§ Extract to read
#####


      • taxpayer89

        Same as police and fire department everyone complains,” they get to take cars home, they get overtime, wah wah wah, ” then you should have taken the test or gone to college for a better paying job. My buddy is a cop and didn’t know a soul in his department, he just took the test and worked his way up.

        • Daniel Sutter

          When I wanted in, they were only hiring minorities in the fire department (they lowered the bar for minorities)

      • Bob Owens

        Even in corporate America it doesn’t hurt to “know” someone. Don’t fall for the income envy.

        • 2muchgovernment

          My issue with getting a job because you “know someone” is that the most “qualified” person may not be getting the job. So what’s the point in someone furthering their education or bettering themself only to get passed over because they didn’t know someone on the inside?

    • levtrotsky

      no complaint about salary….but perks & parachutes!
      Sick limit to 3000 hours. Vacation -use or lose every year. Very simple ground rules.

      • levtrotsky

        Oops 300 hours!

        • 2muchgovernment

          Agree 100%. Sick time is a benefit that should ONLY be used when you are sick and should not be carried forward and accumulated each year. I don’t know of any private sector businesses that allows its employees to do this. It should not be used to subsidize your retirement.

#####

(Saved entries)
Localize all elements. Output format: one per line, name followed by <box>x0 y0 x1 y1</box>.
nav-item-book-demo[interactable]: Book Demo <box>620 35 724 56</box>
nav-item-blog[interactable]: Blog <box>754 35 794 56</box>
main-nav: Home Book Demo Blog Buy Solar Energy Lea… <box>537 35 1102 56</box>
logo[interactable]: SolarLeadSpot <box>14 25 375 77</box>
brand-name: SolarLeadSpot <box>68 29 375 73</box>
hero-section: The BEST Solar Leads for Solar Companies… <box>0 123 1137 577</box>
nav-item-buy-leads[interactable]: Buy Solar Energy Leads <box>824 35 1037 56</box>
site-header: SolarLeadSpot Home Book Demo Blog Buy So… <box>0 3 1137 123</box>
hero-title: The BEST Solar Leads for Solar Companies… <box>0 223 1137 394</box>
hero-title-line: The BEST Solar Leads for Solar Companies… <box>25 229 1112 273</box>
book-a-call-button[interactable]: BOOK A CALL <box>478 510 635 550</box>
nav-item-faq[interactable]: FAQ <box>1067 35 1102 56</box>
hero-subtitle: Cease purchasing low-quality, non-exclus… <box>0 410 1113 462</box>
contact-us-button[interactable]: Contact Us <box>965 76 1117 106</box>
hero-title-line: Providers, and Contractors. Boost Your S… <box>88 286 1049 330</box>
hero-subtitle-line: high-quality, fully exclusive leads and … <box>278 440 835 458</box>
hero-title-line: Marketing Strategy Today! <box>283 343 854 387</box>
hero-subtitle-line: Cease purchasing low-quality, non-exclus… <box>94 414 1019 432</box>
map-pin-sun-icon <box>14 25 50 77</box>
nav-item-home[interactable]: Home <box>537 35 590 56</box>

#####

§ Exercise instructions
- 1) According to the comment thread, how did taxpayer89's buddy become a cop?
- 2) Rewrite the part of the comment thread starting at "Sick limit to" and ending at "subsidize your retirement.", switching "retirement" to "pension".
- 3) Resume the comment thread about sick time and job perks after its last comment.

§ Responses per task
- 1) He took the test and worked his way up without knowing anyone in his department.

- 2)
Sick limit to 3000 hours. Vacation -use or lose every year. Very simple ground rules.

      • levtrotsky

        Oops 300 hours!

        • 2muchgovernment

          Agree 100%. Sick time is a benefit that should ONLY be used when you are sick and should not be carried forward and accumulated each year. I don’t know of any private sector businesses that allows its employees to do this. It should not be used to subsidize your pension.

- 3)
    • Daniel Sutter

      Majority of the people hired by local goveremnt is all buddy buddy hiring. Test don’t mean crap.

  • Oneday67

    But, but…but…but these employees are getting more than their “fair share”. Obozo doesn’t like that

    • Rtgh123

      Dumb

      • Oneday67

        I agree. Very dumb because there is no such thing as “fair share.” Tell your boy Obozo. Clown

        • Rtgh123

          But… but… but… but… but… your comments are still inarticulate and dumb.

          • Oneday67

            good one, clown

  • RealLHS

    Vote no on all tax increases. This is where the money goes.

  • John Boy

    I don’t mind someone earning a good salary, but I’m sorry sick time is for when you are sick not to be cashed out when you retire. If you can cash out with 48K+ in vacation and sick time when you retire that is an excessive benefit and beyond what is required for a normal person.

  • Joe

    I never knew a soul when I started in public employment. Take the test and move on up some day. I quit a high paying job with no benefits so that 10 years later I would be ahead. And if you think living in St.Judes area is living high on the hog then I feel real sorry for you.

  • Arietta Sullivan

    i’m happy for all of them or anyone else who has these types of opportunities IF they earned it,truly. personally, i am happy with my life and never have or will envy someone else’s life/income cause money isn’t everything&someone who has a good income,it doesn’t show that their life doesn’t have problems,that money can’t resolve.

  • GreatRedeemer

    Over generous sick time and retirement payouts need to change in the public sector.
    I happened to come across a blog of a city employee that was lamenting how a recent trip the emergency room and other procedures were absolutely free on the city insurance plan.
    How does that compare in the private sector or with Obamacare ? It’s an example of an unsustainable system. he The many can no longer afford the few.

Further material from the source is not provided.